**KETENTUAN LATIHAN**
1. Kutip dengan tepat bagian artikel tentang Maluku yang dibuka dengan kata-kata berisi "Dalam keadaan yang" dan ditutup dengan "pasca konflik kemanusiaan.".
2. Menurut artikel tentang Maluku, kapan rezim Orde Baru jatuh?
3. Tuliskan lanjutan artikel tentang Maluku, dimulai setelah kalimat terakhir yang ditampilkan.

Rabu, 08 April 2009

Memotret Indonesia Dari Maluku

Oleh: M. J Latuconsina 


Pasca reformasi, bangsa Indonesia tersentak oleh kemerdekaan Timor Leste. Kejatuhan rejim otoriter Orde Baru pada Mei 1998, membuat komunitas masyarakat yang mendiami Negara Kesatuan Republik Indonesia (NKRI) mempunyai rung politik yang lebih terbuka dan lebih demokratis. Isu-isu keterbukaan politik dan kesejahteraan muncul ke permukaan setelah puluhan tahun terpendam.Ditengah terciptanya ruang politik yang lebih terbuka dan lebih demokratis pasca reformasi tersebut, turut dirasakan rakyat di Provinsi Maluku. Pasalnya rakyat lebih bebas melakukan aktifitas politik tanpa perlu merasa was-was, seperti di era Orde Baru. Sayangnya kondisi politik itu tidak berlangsung lama, karena pada tahun 1999 terjadi konflik kemunal di Ambon yang menyebar ke berbagai daerah di Maluku.
Dalam keadaan yang tidak pasti ini, jelas tidak ada investor, baik asing maupun domestik yang mau menamkan modalnya. Maka ekonomi kita pun berjalan dengan semboyan asal mengambang saja. Tidak ada gairah untuk membuatnya bergerak maju dengan penanaman-penanaman modal baru yang bisa berkembang di masa mendatang. Hasilnya banyak orang kehilangan pekerjaan, sementara harga kebutuhan hidup semakin meningkat.(Arif Budiman, 2006).Apalagi posisi Maluku yang berada di Kawasan Timur Indonesia (KTI), menjadikan daerah ini semakin sulit untuk bangkit mengejar ketertinggalan pembangunan pasca konflik kemunal tersebut. Hal ini semakin diperparah dengan tidak adanya keseriusan dari pemerintah pusat dalam mensuport upaya rehabilitasi, rekonstruksi dan recovery Maluku pasca konflik kemanusiaan.

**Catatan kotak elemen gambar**
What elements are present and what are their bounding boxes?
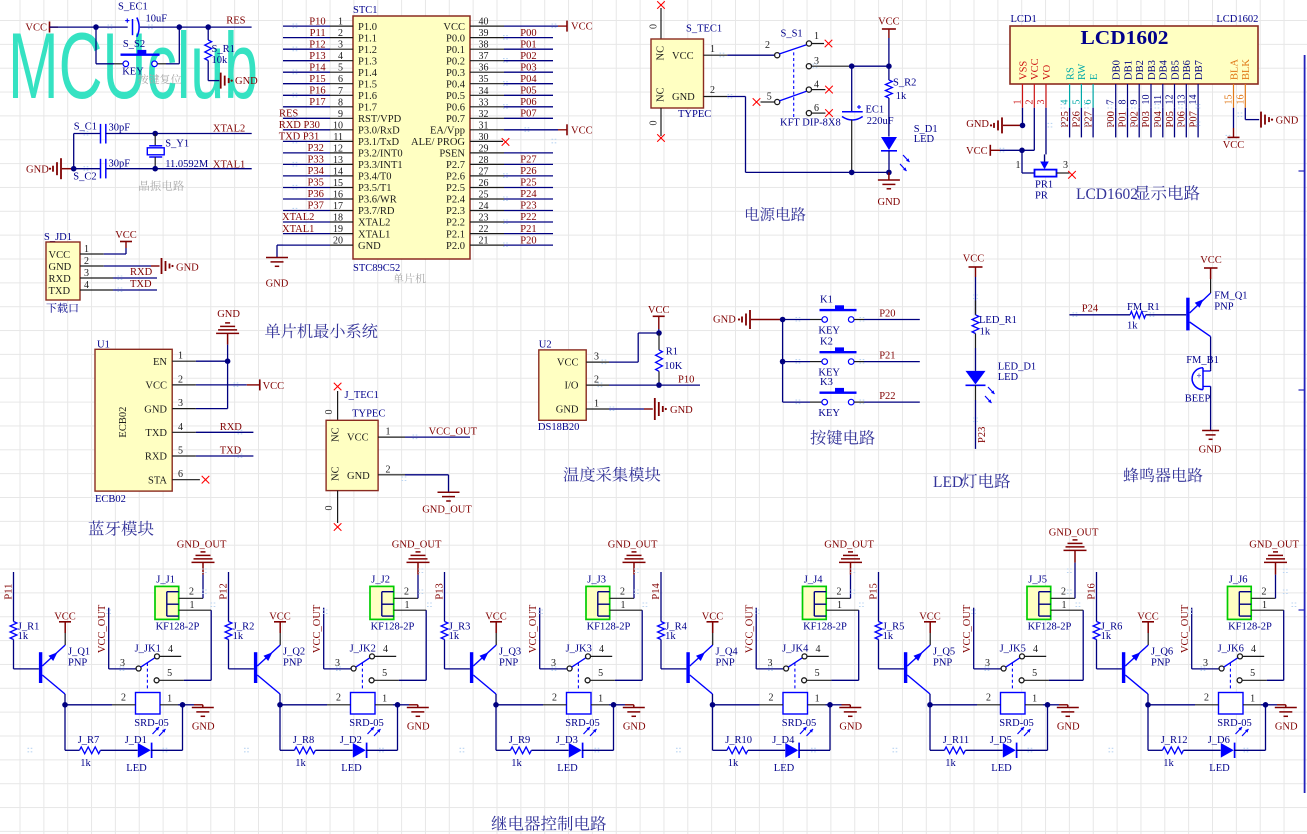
svg-text:P0.3: P0.3 bbox=[446, 68, 465, 79]
svg-text:VCC: VCC bbox=[54, 611, 76, 622]
svg-text:1: 1 bbox=[1032, 693, 1037, 704]
node junction bbox=[886, 170, 892, 176]
svg-text:GND_OUT: GND_OUT bbox=[1249, 540, 1299, 551]
mcu pin 15 P3.5/T1 bbox=[283, 178, 392, 195]
lcd pin 3 VO bbox=[1036, 64, 1053, 154]
svg-text:NC: NC bbox=[331, 427, 342, 442]
ground (relay 4) bbox=[839, 705, 862, 733]
title LCD1602显示电路 bbox=[1076, 186, 1138, 203]
svg-text:VCC_OUT: VCC_OUT bbox=[97, 604, 108, 653]
svg-text:P11: P11 bbox=[3, 584, 14, 600]
ground (keys) bbox=[713, 310, 783, 329]
led J_D2 bbox=[340, 705, 398, 774]
transistor J_Q2 PNP bbox=[254, 645, 305, 705]
svg-text:20: 20 bbox=[333, 236, 343, 247]
svg-text:4: 4 bbox=[84, 280, 89, 291]
node junction bbox=[493, 702, 499, 708]
svg-text:2: 2 bbox=[594, 375, 599, 386]
svg-text:5: 5 bbox=[178, 446, 183, 457]
wire bbox=[638, 333, 659, 362]
svg-text:0: 0 bbox=[649, 121, 660, 126]
svg-text:PR1: PR1 bbox=[1035, 179, 1053, 190]
svg-text:2: 2 bbox=[338, 28, 343, 39]
svg-text:P23: P23 bbox=[520, 201, 536, 212]
lcd pin 10 DB3 bbox=[1141, 60, 1158, 137]
pin 1 bbox=[378, 427, 470, 438]
svg-text:GND: GND bbox=[49, 262, 72, 273]
svg-text:2: 2 bbox=[386, 464, 391, 475]
svg-text:J_JK5: J_JK5 bbox=[1000, 643, 1026, 654]
net label RES bbox=[226, 15, 245, 26]
mcu pin 12 P3.2/INT0 bbox=[283, 143, 403, 160]
svg-text:11: 11 bbox=[333, 132, 343, 143]
svg-text:RES: RES bbox=[226, 15, 245, 26]
svg-text:GND: GND bbox=[672, 92, 695, 103]
svg-text:GND: GND bbox=[217, 309, 240, 320]
resistor J_R5 1k bbox=[875, 621, 904, 669]
resistor FM_R1 1k bbox=[1127, 302, 1186, 332]
relay coil J_JK1 SRD-05 bbox=[65, 693, 203, 729]
mcu pin 34 P0.5 bbox=[446, 86, 553, 103]
power port VCC (ds18b20) bbox=[648, 305, 670, 333]
net label P20 bbox=[879, 308, 895, 319]
svg-text:VCC: VCC bbox=[347, 433, 369, 444]
pin 3 bbox=[80, 268, 157, 279]
label 单片机 bbox=[393, 273, 425, 283]
svg-text:P2.7: P2.7 bbox=[446, 160, 465, 171]
svg-text:3: 3 bbox=[594, 352, 599, 363]
led J_D5 bbox=[990, 705, 1048, 774]
net label P10 (ds18b20) bbox=[678, 375, 694, 386]
svg-text:KEY: KEY bbox=[122, 66, 144, 77]
svg-text:LCD1602: LCD1602 bbox=[1216, 14, 1258, 25]
resistor R1 10K bbox=[656, 333, 683, 385]
wire bbox=[975, 385, 977, 449]
svg-text:P1.1: P1.1 bbox=[358, 33, 377, 44]
resistor J_R6 1k bbox=[1093, 621, 1122, 669]
svg-text:SRD-05: SRD-05 bbox=[782, 718, 816, 729]
capacitor S_C2 30pF bbox=[73, 159, 130, 183]
svg-text:P12: P12 bbox=[218, 583, 229, 599]
svg-text:XTAL1: XTAL1 bbox=[358, 229, 390, 240]
ground (lcd left) bbox=[966, 117, 1022, 133]
svg-text:2: 2 bbox=[552, 693, 557, 704]
svg-text:J_R10: J_R10 bbox=[725, 735, 752, 746]
node junction bbox=[180, 702, 186, 708]
svg-text:2: 2 bbox=[620, 586, 625, 597]
svg-text:P2.1: P2.1 bbox=[446, 229, 465, 240]
module pin 5 RXD bbox=[145, 446, 254, 463]
title 温度采集模块 bbox=[564, 467, 661, 482]
terminal J_J6 KF128-2P bbox=[1228, 575, 1273, 633]
svg-text:14: 14 bbox=[1188, 95, 1199, 105]
svg-text:NC: NC bbox=[331, 466, 342, 481]
net label VCC_OUT (relay 3) bbox=[528, 604, 568, 669]
resistor J_R2 1k bbox=[225, 621, 254, 669]
svg-text:DB4: DB4 bbox=[1159, 59, 1170, 80]
svg-text:14: 14 bbox=[333, 166, 343, 177]
svg-text:J_Q1: J_Q1 bbox=[68, 647, 90, 658]
svg-text:30pF: 30pF bbox=[109, 159, 131, 170]
node junction bbox=[1019, 148, 1025, 154]
net label P13 bbox=[434, 572, 445, 622]
svg-text:K1: K1 bbox=[820, 294, 833, 305]
terminal pin 2 bbox=[1251, 586, 1275, 598]
svg-text:PNP: PNP bbox=[1151, 658, 1170, 669]
svg-text:1: 1 bbox=[594, 398, 599, 409]
svg-text:DB5: DB5 bbox=[1170, 60, 1181, 80]
svg-text:1k: 1k bbox=[883, 631, 894, 642]
svg-text:KF128-2P: KF128-2P bbox=[371, 622, 415, 633]
lcd pin 14 DB7 bbox=[1188, 60, 1205, 137]
svg-text:P32: P32 bbox=[308, 143, 324, 154]
net label RXD bbox=[130, 267, 153, 278]
svg-text:SRD-05: SRD-05 bbox=[999, 718, 1033, 729]
wire bbox=[849, 66, 889, 112]
svg-text:VCC: VCC bbox=[672, 51, 694, 62]
mcu U=STC1 STC89C52 body bbox=[353, 5, 470, 274]
svg-text:P0.2: P0.2 bbox=[446, 56, 465, 67]
svg-text:TXD: TXD bbox=[49, 286, 71, 297]
svg-text:1k: 1k bbox=[80, 758, 91, 769]
svg-text:J_D5: J_D5 bbox=[990, 735, 1012, 746]
svg-text:VCC: VCC bbox=[269, 611, 291, 622]
mcu pin 28 P2.7 bbox=[446, 155, 553, 172]
svg-text:10: 10 bbox=[333, 120, 343, 131]
net label P11 bbox=[3, 572, 14, 622]
svg-text:1: 1 bbox=[386, 427, 391, 438]
mcu pin 23 P2.2 bbox=[446, 212, 553, 229]
mcu pin 4 P1.3 bbox=[283, 51, 377, 68]
node junction bbox=[152, 131, 158, 137]
title 继电器控制电路 bbox=[492, 816, 606, 831]
capacitor S_C1 30pF bbox=[74, 122, 131, 144]
net label P23 bbox=[977, 427, 988, 443]
svg-text:P21: P21 bbox=[520, 224, 536, 235]
lcd LCD1 LCD1602 body bbox=[1010, 14, 1258, 84]
svg-text:4: 4 bbox=[338, 51, 343, 62]
module pin 1 EN bbox=[153, 351, 228, 368]
resistor J_R7 1k bbox=[78, 735, 138, 769]
svg-text:VCC: VCC bbox=[648, 305, 670, 316]
svg-text:GND: GND bbox=[556, 405, 579, 416]
mcu pin 3 P1.2 bbox=[283, 39, 377, 56]
net label P16 bbox=[1086, 572, 1097, 622]
svg-text:RXD: RXD bbox=[220, 422, 243, 433]
wire bbox=[1082, 610, 1084, 680]
svg-text:1: 1 bbox=[837, 600, 842, 611]
svg-text:P12: P12 bbox=[309, 39, 325, 50]
svg-text:P1.7: P1.7 bbox=[358, 103, 377, 114]
key switch K3 bbox=[783, 377, 920, 419]
svg-text:4: 4 bbox=[1060, 100, 1071, 105]
svg-text:4: 4 bbox=[383, 644, 388, 655]
svg-text:RS: RS bbox=[1065, 67, 1076, 80]
relay switch J_JK6 bbox=[1203, 643, 1284, 691]
terminal J_J1 KF128-2P bbox=[155, 575, 200, 633]
svg-text:K2: K2 bbox=[820, 336, 833, 347]
title 蜂鸣器电路 bbox=[1124, 468, 1203, 483]
svg-text:P1.5: P1.5 bbox=[358, 79, 377, 90]
svg-text:PNP: PNP bbox=[933, 658, 952, 669]
svg-text:KF128-2P: KF128-2P bbox=[156, 622, 200, 633]
node junction bbox=[927, 702, 933, 708]
svg-text:J_J4: J_J4 bbox=[804, 575, 823, 586]
svg-text:KF128-2P: KF128-2P bbox=[1028, 622, 1072, 633]
svg-text:5: 5 bbox=[1032, 668, 1037, 679]
no-connect x marks (S_S1) bbox=[753, 40, 833, 117]
resistor J_R8 1k bbox=[293, 735, 353, 769]
mcu pin 39 P0.0 bbox=[446, 28, 553, 45]
svg-text:J_Q5: J_Q5 bbox=[933, 647, 955, 658]
svg-text:11: 11 bbox=[1153, 95, 1164, 105]
svg-text:PNP: PNP bbox=[1214, 302, 1233, 313]
svg-text:8: 8 bbox=[338, 97, 343, 108]
svg-text:SRD-05: SRD-05 bbox=[1217, 718, 1251, 729]
svg-text:P15: P15 bbox=[309, 74, 325, 85]
svg-text:1: 1 bbox=[84, 244, 89, 255]
svg-text:4: 4 bbox=[178, 422, 183, 433]
svg-text:P0.5: P0.5 bbox=[446, 91, 465, 102]
svg-text:P3.0/RxD: P3.0/RxD bbox=[358, 126, 400, 137]
svg-text:1: 1 bbox=[815, 693, 820, 704]
buzzer FM_B1 BEEP bbox=[1185, 355, 1219, 431]
mcu pin 16 P3.6/WR bbox=[283, 189, 397, 206]
wire bbox=[157, 27, 179, 64]
svg-text:P1.6: P1.6 bbox=[358, 91, 377, 102]
svg-text:2: 2 bbox=[1061, 586, 1066, 597]
svg-text:RST/VPD: RST/VPD bbox=[358, 114, 402, 125]
svg-text:J_R9: J_R9 bbox=[509, 735, 531, 746]
svg-text:1: 1 bbox=[621, 600, 626, 611]
svg-text:J_Q2: J_Q2 bbox=[283, 647, 305, 658]
transistor J_Q4 PNP bbox=[686, 645, 738, 705]
svg-text:1k: 1k bbox=[18, 631, 29, 642]
svg-text:STC89C52: STC89C52 bbox=[353, 263, 400, 274]
svg-text:GND: GND bbox=[713, 314, 736, 325]
svg-text:J_D4: J_D4 bbox=[772, 735, 795, 746]
mcu pin 20 GND bbox=[283, 236, 381, 252]
svg-text:DB1: DB1 bbox=[1123, 60, 1134, 80]
svg-text:GND: GND bbox=[266, 279, 289, 290]
node junction bbox=[71, 166, 77, 172]
svg-text:P0.6: P0.6 bbox=[446, 103, 465, 114]
svg-text:2: 2 bbox=[1262, 586, 1267, 597]
svg-text:K3: K3 bbox=[820, 377, 833, 388]
svg-text:P34: P34 bbox=[308, 166, 325, 177]
svg-text:S_R2: S_R2 bbox=[893, 78, 916, 89]
svg-text:J_JK6: J_JK6 bbox=[1218, 643, 1244, 654]
power port GND_OUT (relay 4) bbox=[824, 540, 874, 599]
svg-text:TYPEC: TYPEC bbox=[678, 109, 711, 120]
svg-text:XTAL2: XTAL2 bbox=[358, 218, 390, 229]
sheet border right bbox=[1299, 55, 1305, 793]
svg-text:DB3: DB3 bbox=[1147, 60, 1158, 80]
node junction bbox=[849, 170, 855, 176]
relay coil J_JK4 SRD-05 bbox=[713, 693, 851, 729]
svg-text:J_Q4: J_Q4 bbox=[716, 647, 739, 658]
svg-text:NC: NC bbox=[656, 87, 667, 102]
svg-text:10k: 10k bbox=[212, 55, 229, 66]
svg-text:P1.4: P1.4 bbox=[358, 68, 378, 79]
capacitor S_EC1 10uF bbox=[118, 2, 167, 37]
node junction bbox=[93, 24, 99, 30]
wire bbox=[496, 705, 510, 751]
svg-text:VCC: VCC bbox=[966, 146, 988, 157]
svg-text:GND: GND bbox=[358, 241, 381, 252]
svg-text:VCC: VCC bbox=[145, 381, 167, 392]
svg-text:1: 1 bbox=[1016, 160, 1021, 171]
svg-text:19: 19 bbox=[333, 224, 343, 235]
net label VCC_OUT (relay 1) bbox=[97, 604, 137, 669]
svg-text:GND_OUT: GND_OUT bbox=[392, 540, 442, 551]
svg-text:VO: VO bbox=[1042, 64, 1053, 80]
svg-text:1: 1 bbox=[338, 17, 343, 28]
svg-text:2: 2 bbox=[710, 85, 715, 96]
svg-text:1: 1 bbox=[1062, 600, 1067, 611]
svg-text:S_S1: S_S1 bbox=[781, 29, 803, 40]
title 按键电路 bbox=[811, 430, 875, 445]
wire (J_TEC1 bottom stub) bbox=[324, 491, 341, 531]
svg-text:S_Y1: S_Y1 bbox=[165, 139, 189, 150]
pin 3 bbox=[586, 352, 638, 363]
svg-text:P05: P05 bbox=[520, 86, 536, 97]
svg-text:FM_B1: FM_B1 bbox=[1186, 355, 1219, 366]
svg-text:P2.6: P2.6 bbox=[446, 172, 465, 183]
terminal J_J2 KF128-2P bbox=[370, 575, 415, 633]
node junction bbox=[849, 63, 855, 69]
logo MCUclub bbox=[8, 13, 258, 118]
svg-text:P33: P33 bbox=[308, 155, 324, 166]
svg-text:VCC: VCC bbox=[557, 358, 579, 369]
svg-text:9: 9 bbox=[1129, 100, 1140, 105]
svg-text:TXD: TXD bbox=[220, 446, 242, 457]
mcu pin 32 P0.7 bbox=[446, 109, 553, 126]
mcu pin 7 P1.6 bbox=[283, 86, 377, 103]
node junction bbox=[780, 359, 786, 365]
svg-text:1: 1 bbox=[167, 693, 172, 704]
svg-text:GND: GND bbox=[839, 722, 862, 733]
svg-text:VCC: VCC bbox=[49, 250, 71, 261]
svg-text:4: 4 bbox=[599, 644, 604, 655]
svg-text:VCC: VCC bbox=[1223, 140, 1245, 151]
power port VCC (power circuit) bbox=[878, 17, 900, 81]
svg-text:RXD: RXD bbox=[130, 267, 153, 278]
svg-text:P10: P10 bbox=[309, 16, 325, 27]
mcu pin 36 P0.3 bbox=[446, 62, 553, 79]
mcu pin 30 ALE/ PROG bbox=[411, 132, 509, 148]
module U1 ECB02 body bbox=[95, 340, 172, 506]
mcu pin 21 P2.0 bbox=[446, 235, 553, 252]
svg-text:GND: GND bbox=[407, 722, 430, 733]
svg-text:1: 1 bbox=[405, 600, 410, 611]
svg-text:P17: P17 bbox=[309, 97, 325, 108]
svg-text:2: 2 bbox=[336, 693, 341, 704]
svg-text:P35: P35 bbox=[308, 178, 324, 189]
svg-text:VCC: VCC bbox=[963, 254, 985, 265]
svg-text:RW: RW bbox=[1077, 64, 1088, 80]
power port VCC (relay 2) bbox=[269, 611, 291, 645]
svg-text:VCC: VCC bbox=[1200, 255, 1222, 266]
svg-text:J_D6: J_D6 bbox=[1208, 735, 1230, 746]
svg-text:1: 1 bbox=[1262, 600, 1267, 611]
svg-text:J_Q6: J_Q6 bbox=[1151, 647, 1173, 658]
ground (relay 3) bbox=[623, 705, 646, 733]
wire (S_TEC1 top stub) bbox=[649, 1, 665, 39]
svg-text:KF128-2P: KF128-2P bbox=[1228, 622, 1272, 633]
ground (buzzer) bbox=[1199, 431, 1222, 456]
svg-text:1k: 1k bbox=[1101, 631, 1112, 642]
relay switch J_JK2 bbox=[335, 643, 426, 691]
svg-text:6: 6 bbox=[1083, 100, 1094, 105]
svg-text:1k: 1k bbox=[728, 758, 739, 769]
key switch S_S2 bbox=[121, 39, 160, 77]
svg-text:6: 6 bbox=[178, 469, 183, 480]
resistor S_R1 10k bbox=[205, 27, 235, 81]
svg-text:DB2: DB2 bbox=[1135, 60, 1146, 80]
svg-text:P36: P36 bbox=[308, 189, 324, 200]
svg-text:VCC: VCC bbox=[878, 17, 900, 28]
node junction bbox=[1020, 123, 1026, 129]
net label VCC_OUT bbox=[429, 427, 478, 438]
svg-text:RES: RES bbox=[279, 109, 298, 120]
svg-text:BLK: BLK bbox=[1241, 59, 1252, 80]
svg-text:U2: U2 bbox=[539, 340, 552, 351]
power port GND_OUT (relay 5) bbox=[1049, 528, 1099, 599]
svg-text:2: 2 bbox=[1024, 100, 1035, 105]
mcu pin 35 P0.4 bbox=[446, 74, 553, 91]
power port VCC (led) bbox=[963, 254, 985, 315]
lcd pin 11 DB4 bbox=[1153, 59, 1170, 137]
ground (ds18b20) bbox=[644, 398, 693, 420]
mcu pin 11 P3.1/TxD bbox=[279, 132, 400, 149]
svg-text:P20: P20 bbox=[879, 308, 895, 319]
relay switch J_JK5 bbox=[985, 643, 1083, 691]
svg-text:P0.4: P0.4 bbox=[446, 79, 466, 90]
node junction bbox=[611, 702, 617, 708]
node junction bbox=[62, 702, 68, 708]
terminal pin 1 bbox=[1251, 600, 1284, 611]
svg-text:P05: P05 bbox=[1165, 111, 1176, 127]
svg-text:VCC: VCC bbox=[571, 125, 593, 136]
svg-text:4: 4 bbox=[168, 644, 173, 655]
node junction bbox=[1263, 702, 1269, 708]
svg-text:P02: P02 bbox=[520, 51, 536, 62]
net label VCC_OUT (relay 4) bbox=[744, 604, 784, 669]
lcd pin 5 RW bbox=[1071, 64, 1088, 138]
key switch K2 bbox=[783, 336, 920, 378]
svg-text:P0.0: P0.0 bbox=[446, 33, 465, 44]
svg-text:J_R8: J_R8 bbox=[293, 735, 315, 746]
svg-text:P01: P01 bbox=[520, 39, 536, 50]
svg-text:3: 3 bbox=[814, 56, 819, 67]
ground (relay 2) bbox=[407, 705, 430, 733]
svg-text:XTAL2: XTAL2 bbox=[282, 212, 314, 223]
svg-text:1k: 1k bbox=[1127, 321, 1138, 332]
svg-text:KFT DIP-8X8: KFT DIP-8X8 bbox=[780, 118, 841, 129]
power port VCC (bluetooth) bbox=[247, 379, 284, 392]
svg-text:10uF: 10uF bbox=[146, 13, 168, 24]
svg-text:EC1: EC1 bbox=[866, 105, 885, 116]
mcu pin 31 EA/Vpp bbox=[430, 120, 593, 136]
svg-text:DB0: DB0 bbox=[1112, 60, 1123, 80]
svg-text:XTAL2: XTAL2 bbox=[213, 124, 245, 135]
svg-text:P2.3: P2.3 bbox=[446, 206, 465, 217]
svg-text:P04: P04 bbox=[1153, 110, 1164, 127]
capacitor EC1 220uF bbox=[842, 105, 894, 173]
net label P15 bbox=[868, 572, 879, 622]
lcd pin 7 DB0 bbox=[1106, 60, 1123, 137]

**JAWABAN AKHIR**
1.
Dalam keadaan yang tidak pasti ini, jelas tidak ada investor, baik asing maupun domestik yang mau menamkan modalnya. Maka ekonomi kita pun berjalan dengan semboyan asal mengambang saja. Tidak ada gairah untuk membuatnya bergerak maju dengan penanaman-penanaman modal baru yang bisa berkembang di masa mendatang. Hasilnya banyak orang kehilangan pekerjaan, sementara harga kebutuhan hidup semakin meningkat.(Arif Budiman, 2006).Apalagi posisi Maluku yang berada di Kawasan Timur Indonesia (KTI), menjadikan daerah ini semakin sulit untuk bangkit mengejar ketertinggalan pembangunan pasca konflik kemunal tersebut. Hal ini semakin diperparah dengan tidak adanya keseriusan dari pemerintah pusat dalam mensuport upaya rehabilitasi, rekonstruksi dan recovery Maluku pasca konflik kemanusiaan.

2. Rezim Orde Baru jatuh pada Mei 1998.

3.
Bahkan provinsi yang turut melahirkan nation state Indonesia ini, mesti menerima kenyataan pahit. Pasalnya masih tertinggal jauh dalam proses pembangunan, jika dibandingkan dengan provinsi lainnya yang bersama-sama melahirkan nation state Indonesia di tahun 1945 lampau. Tidak sebandingnya kemajuan pembangunan yang dialami Provinsi Maluku yang merupakan salah satu provinsi di KTI dengan provinsi yang berada di Kawasan Indonesia Barat (KBI), disebabkan beberapa indikator; 
Pertama, investasi nasional dan internasional yang menekankan pada efesiensi biaya sebagian besar masih terpusat di KBI, karena kawasan ini mempunyai daya beli yang tinggi secara individual maupun secara kolektif-sosial, kedua, investasi pemerintah dalam sektor prasarana (baik untuk pembangunan maupun pemeliharaan) pun kemudian lebih banyak diarahkan untuk daerah-daerah yang secara nyata menunjukan kontribusi yang signifikan terhadap pertumbuhan perekonomian nasional.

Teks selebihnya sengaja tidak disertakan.